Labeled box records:

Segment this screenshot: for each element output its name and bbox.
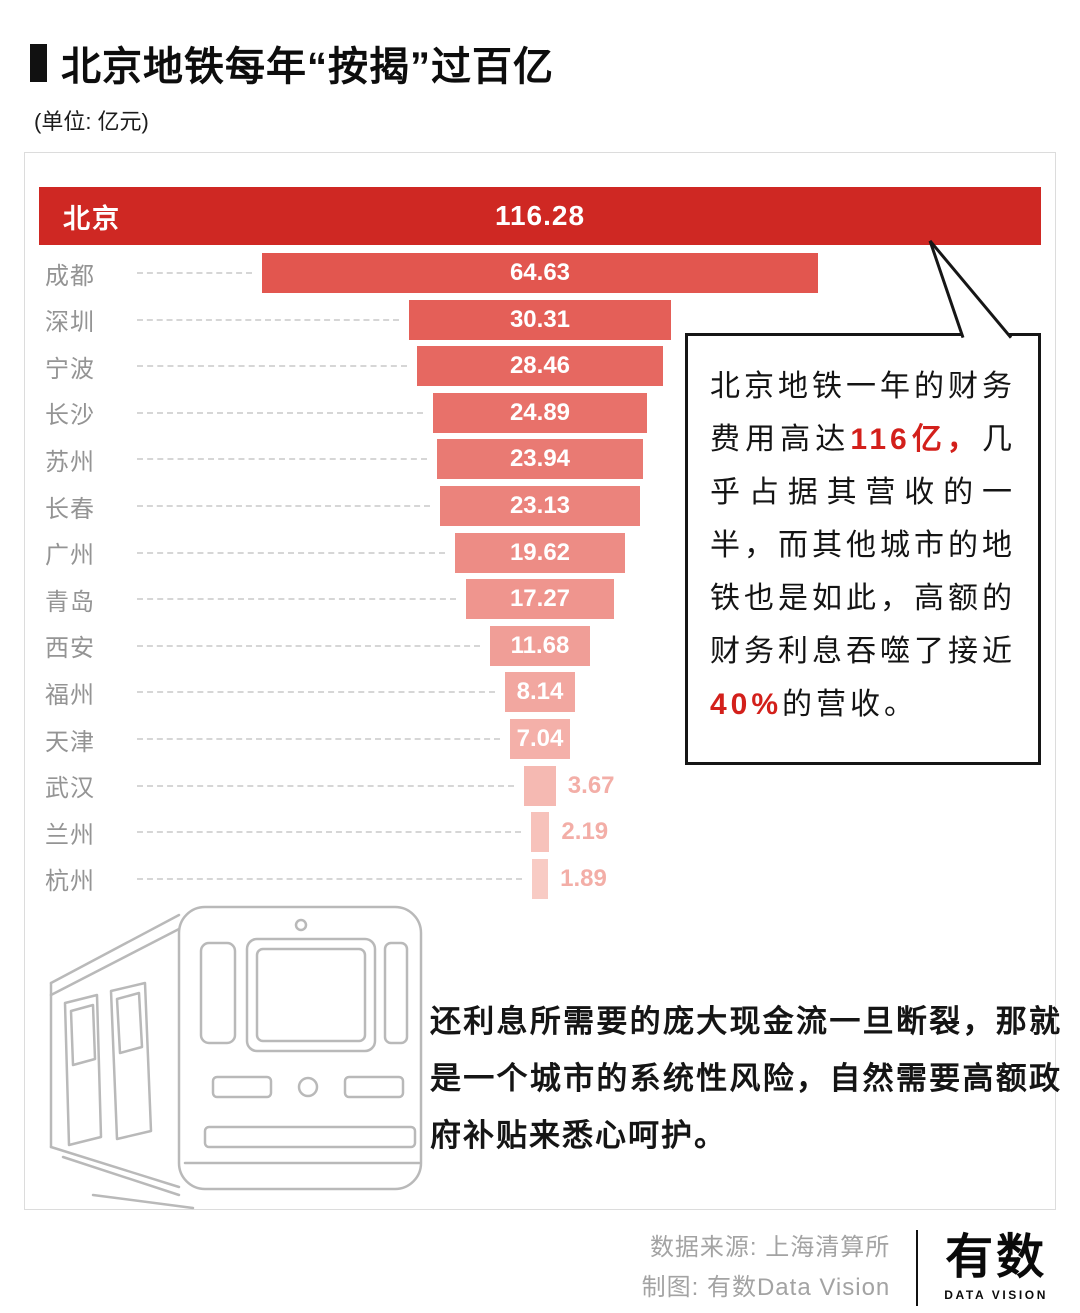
train-illustration-icon: [49, 905, 423, 1210]
bar-row: 天津 7.04: [25, 719, 1055, 759]
callout-segment: 几乎占据其营收的一半，而其他城市的地铁也是如此，高额的财务利息吞噬了接近: [710, 423, 1016, 668]
city-label: 广州: [45, 542, 95, 570]
bar: [409, 299, 671, 340]
bar: [504, 672, 576, 713]
bar-row: 长沙 24.89: [25, 392, 1055, 433]
bar-value: 116.28: [494, 200, 586, 231]
leader-dash-line: [137, 318, 400, 321]
bar: [440, 486, 640, 526]
leader-dash-line: [137, 784, 515, 787]
leader-dash-line: [137, 411, 423, 414]
callout-highlight: 40%: [710, 688, 783, 721]
bar: [524, 765, 556, 806]
leader-dash-line: [137, 644, 480, 647]
callout-segment: 的营收。: [782, 688, 919, 721]
callout-segment: 北京地铁一年的财务费用高达: [710, 370, 1016, 456]
bar: [465, 579, 615, 620]
bar: [455, 532, 625, 573]
bar-row: 杭州 1.89: [25, 858, 1055, 899]
callout-text: 北京地铁一年的财务费用高达116亿，几乎占据其营收的一半，而其他城市的地铁也是如…: [710, 370, 1016, 721]
bar: 北京: [39, 187, 1041, 245]
bar: [509, 719, 571, 759]
footer-divider: [916, 1230, 919, 1306]
bar-value: 24.89: [509, 398, 571, 426]
bar-value: 23.13: [509, 492, 571, 519]
credits: 数据来源: 上海清算所 制图: 有数Data Vision: [642, 1228, 891, 1308]
bar-row: 成都 64.63: [25, 253, 1055, 293]
leader-dash-line: [137, 365, 408, 368]
leader-dash-line: [137, 598, 456, 601]
bar: [432, 392, 648, 433]
data-source: 数据来源: 上海清算所: [649, 1234, 891, 1261]
city-label: 长春: [45, 495, 95, 523]
bar-row: 武汉 3.67: [25, 765, 1055, 806]
bar-value: 2.19: [561, 818, 609, 846]
unit-label: (单位: 亿元): [34, 109, 149, 134]
callout-highlight: 116亿，: [850, 423, 982, 456]
city-label: 天津: [45, 728, 95, 756]
bar-row: 兰州 2.19: [25, 812, 1055, 853]
bar-value: 11.68: [510, 631, 570, 659]
bar-row: 青岛 17.27: [25, 579, 1055, 620]
bar-row: 北京 116.28: [25, 187, 1055, 245]
leader-dash-line: [137, 505, 431, 507]
bar-value: 1.89: [560, 864, 607, 892]
city-label: 福州: [45, 681, 95, 709]
bar: [436, 439, 644, 480]
city-label: 宁波: [45, 355, 95, 383]
bar-value: 64.63: [509, 259, 571, 286]
bar-row: 长春 23.13: [25, 486, 1055, 526]
city-label: 深圳: [45, 309, 95, 337]
bar-row: 西安 11.68: [25, 625, 1055, 666]
leader-dash-line: [137, 272, 252, 274]
leader-dash-line: [137, 691, 495, 694]
city-label: 苏州: [45, 448, 95, 476]
bar-row: 广州 19.62: [25, 532, 1055, 573]
city-label: 长沙: [45, 402, 95, 430]
bar-value: 19.62: [509, 538, 571, 566]
commentary-text: 还利息所需要的庞大现金流一旦断裂，那就是一个城市的系统性风险，自然需要高额政府补…: [430, 1004, 1062, 1153]
title-marker: [30, 44, 47, 82]
bar-value: 30.31: [509, 305, 571, 333]
chart-area: 北京 116.28 成都 64.63 深圳 30.31 宁波 28.46 长沙 24.89 苏州 23…: [24, 152, 1060, 1210]
bar-value: 8.14: [516, 678, 564, 706]
page-title: 北京地铁每年“按揭”过百亿: [61, 45, 554, 89]
bar-row: 苏州 23.94: [25, 439, 1055, 480]
bar-value: 23.94: [509, 445, 571, 473]
city-label: 西安: [45, 635, 95, 663]
leader-dash-line: [137, 458, 427, 461]
bar-row: 福州 8.14: [25, 672, 1055, 713]
bar-rows-container: 北京 116.28 成都 64.63 深圳 30.31 宁波 28.46 长沙 24.89 苏州 23…: [25, 153, 1055, 1209]
bar-value: 28.46: [509, 352, 571, 380]
leader-dash-line: [137, 738, 500, 740]
chart-credit: 制图: 有数Data Vision: [641, 1274, 891, 1301]
city-label: 武汉: [45, 775, 95, 803]
bar: [530, 812, 550, 853]
city-label: 北京: [63, 203, 121, 234]
bar-value: 17.27: [509, 585, 571, 613]
leader-dash-line: [137, 877, 522, 880]
bar: [531, 858, 549, 899]
leader-dash-line: [137, 831, 521, 834]
bar-row: 深圳 30.31: [25, 299, 1055, 340]
page-footer: 数据来源: 上海清算所 制图: 有数Data Vision 有数 DATA VI…: [0, 1228, 1080, 1308]
bar-value: 3.67: [567, 771, 615, 799]
bar-value: 7.04: [516, 725, 564, 752]
brand-logo: 有数 DATA VISION: [944, 1231, 1048, 1303]
callout-box: 北京地铁一年的财务费用高达116亿，几乎占据其营收的一半，而其他城市的地铁也是如…: [685, 333, 1041, 765]
leader-dash-line: [137, 551, 446, 554]
city-label: 成都: [45, 262, 95, 290]
logo-subtext: DATA VISION: [944, 1288, 1048, 1302]
bar: [489, 625, 591, 666]
bar-row: 宁波 28.46: [25, 346, 1055, 387]
bar: [417, 346, 663, 387]
city-label: 青岛: [45, 588, 95, 616]
logo-text: 有数: [945, 1231, 1048, 1284]
bar: [261, 253, 819, 293]
city-label: 兰州: [45, 821, 95, 849]
city-label: 杭州: [45, 868, 95, 896]
page-header: 北京地铁每年“按揭”过百亿 (单位: 亿元): [0, 0, 1080, 136]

◆ What is asked:
Rewrite all the rows above, swapping "leader-dash-line" for "guide-line" wherever it occurs and keeping everything else the same. Leave the pictures out.

◆ Completed exercise:
Segment this screenshot: for each element output its name and bbox.
train-illustration-icon: [49, 905, 423, 1210]
bar-row: 天津 7.04: [25, 719, 1055, 759]
callout-segment: 几乎占据其营收的一半，而其他城市的地铁也是如此，高额的财务利息吞噬了接近: [710, 423, 1016, 668]
city-label: 广州: [45, 542, 95, 570]
bar: [409, 299, 671, 340]
bar: [504, 672, 576, 713]
bar-row: 长沙 24.89: [25, 392, 1055, 433]
bar-value: 116.28: [494, 200, 586, 231]
guide-line: [137, 318, 400, 321]
bar: [440, 486, 640, 526]
guide-line: [137, 784, 515, 787]
guide-line: [137, 411, 423, 414]
callout-highlight: 40%: [710, 688, 783, 721]
bar: [524, 765, 556, 806]
guide-line: [137, 644, 480, 647]
callout-segment: 的营收。: [782, 688, 919, 721]
callout-segment: 北京地铁一年的财务费用高达: [710, 370, 1016, 456]
bar: [465, 579, 615, 620]
bar: [455, 532, 625, 573]
bar-row: 杭州 1.89: [25, 858, 1055, 899]
callout-text: 北京地铁一年的财务费用高达116亿，几乎占据其营收的一半，而其他城市的地铁也是如…: [710, 370, 1016, 721]
bar: 北京: [39, 187, 1041, 245]
bar: [509, 719, 571, 759]
footer-divider: [916, 1230, 919, 1306]
bar-value: 24.89: [509, 398, 571, 426]
bar-value: 23.13: [509, 492, 571, 519]
credits: 数据来源: 上海清算所 制图: 有数Data Vision: [642, 1228, 891, 1308]
bar-row: 成都 64.63: [25, 253, 1055, 293]
guide-line: [137, 365, 408, 368]
guide-line: [137, 598, 456, 601]
bar: [432, 392, 648, 433]
data-source: 数据来源: 上海清算所: [649, 1234, 891, 1261]
city-label: 长春: [45, 495, 95, 523]
bar-row: 武汉 3.67: [25, 765, 1055, 806]
bar-value: 2.19: [561, 818, 609, 846]
unit-label: (单位: 亿元): [34, 109, 149, 134]
callout-highlight: 116亿，: [850, 423, 982, 456]
city-label: 天津: [45, 728, 95, 756]
bar-row: 兰州 2.19: [25, 812, 1055, 853]
bar-value: 11.68: [510, 631, 570, 659]
bar-row: 青岛 17.27: [25, 579, 1055, 620]
bar-row: 北京 116.28: [25, 187, 1055, 245]
guide-line: [137, 505, 431, 507]
bar-value: 1.89: [560, 864, 607, 892]
city-label: 福州: [45, 681, 95, 709]
bar: [436, 439, 644, 480]
city-label: 宁波: [45, 355, 95, 383]
bar-value: 64.63: [509, 259, 571, 286]
bar-row: 长春 23.13: [25, 486, 1055, 526]
city-label: 深圳: [45, 309, 95, 337]
bar-row: 西安 11.68: [25, 625, 1055, 666]
guide-line: [137, 272, 252, 274]
guide-line: [137, 691, 495, 694]
city-label: 苏州: [45, 448, 95, 476]
bar-row: 广州 19.62: [25, 532, 1055, 573]
city-label: 长沙: [45, 402, 95, 430]
bar-value: 19.62: [509, 538, 571, 566]
commentary-text: 还利息所需要的庞大现金流一旦断裂，那就是一个城市的系统性风险，自然需要高额政府补…: [430, 1004, 1062, 1153]
title-marker: [30, 44, 47, 82]
bar-value: 30.31: [509, 305, 571, 333]
chart-area: 北京 116.28 成都 64.63 深圳 30.31 宁波 28.46 长沙 24.89 苏州 23…: [24, 152, 1060, 1210]
bar-value: 8.14: [516, 678, 564, 706]
page-title: 北京地铁每年“按揭”过百亿: [61, 45, 554, 89]
bar-row: 苏州 23.94: [25, 439, 1055, 480]
bar-value: 23.94: [509, 445, 571, 473]
city-label: 西安: [45, 635, 95, 663]
guide-line: [137, 458, 427, 461]
bar-row: 福州 8.14: [25, 672, 1055, 713]
bar-rows-container: 北京 116.28 成都 64.63 深圳 30.31 宁波 28.46 长沙 24.89 苏州 23…: [25, 153, 1055, 1209]
bar-value: 28.46: [509, 352, 571, 380]
guide-line: [137, 738, 500, 740]
chart-credit: 制图: 有数Data Vision: [641, 1274, 891, 1301]
city-label: 武汉: [45, 775, 95, 803]
bar: [530, 812, 550, 853]
city-label: 北京: [63, 203, 121, 234]
bar-value: 17.27: [509, 585, 571, 613]
guide-line: [137, 877, 522, 880]
bar: [531, 858, 549, 899]
guide-line: [137, 831, 521, 834]
bar-row: 深圳 30.31: [25, 299, 1055, 340]
page-footer: 数据来源: 上海清算所 制图: 有数Data Vision 有数 DATA VI…: [0, 1228, 1080, 1308]
bar-value: 3.67: [567, 771, 615, 799]
bar-value: 7.04: [516, 725, 564, 752]
brand-logo: 有数 DATA VISION: [944, 1231, 1048, 1303]
callout-box: 北京地铁一年的财务费用高达116亿，几乎占据其营收的一半，而其他城市的地铁也是如…: [685, 333, 1041, 765]
guide-line: [137, 551, 446, 554]
city-label: 成都: [45, 262, 95, 290]
logo-subtext: DATA VISION: [944, 1288, 1048, 1302]
bar: [489, 625, 591, 666]
bar-row: 宁波 28.46: [25, 346, 1055, 387]
bar: [417, 346, 663, 387]
city-label: 青岛: [45, 588, 95, 616]
logo-text: 有数: [945, 1231, 1048, 1284]
bar: [261, 253, 819, 293]
city-label: 兰州: [45, 821, 95, 849]
city-label: 杭州: [45, 868, 95, 896]
page-header: 北京地铁每年“按揭”过百亿 (单位: 亿元): [0, 0, 1080, 136]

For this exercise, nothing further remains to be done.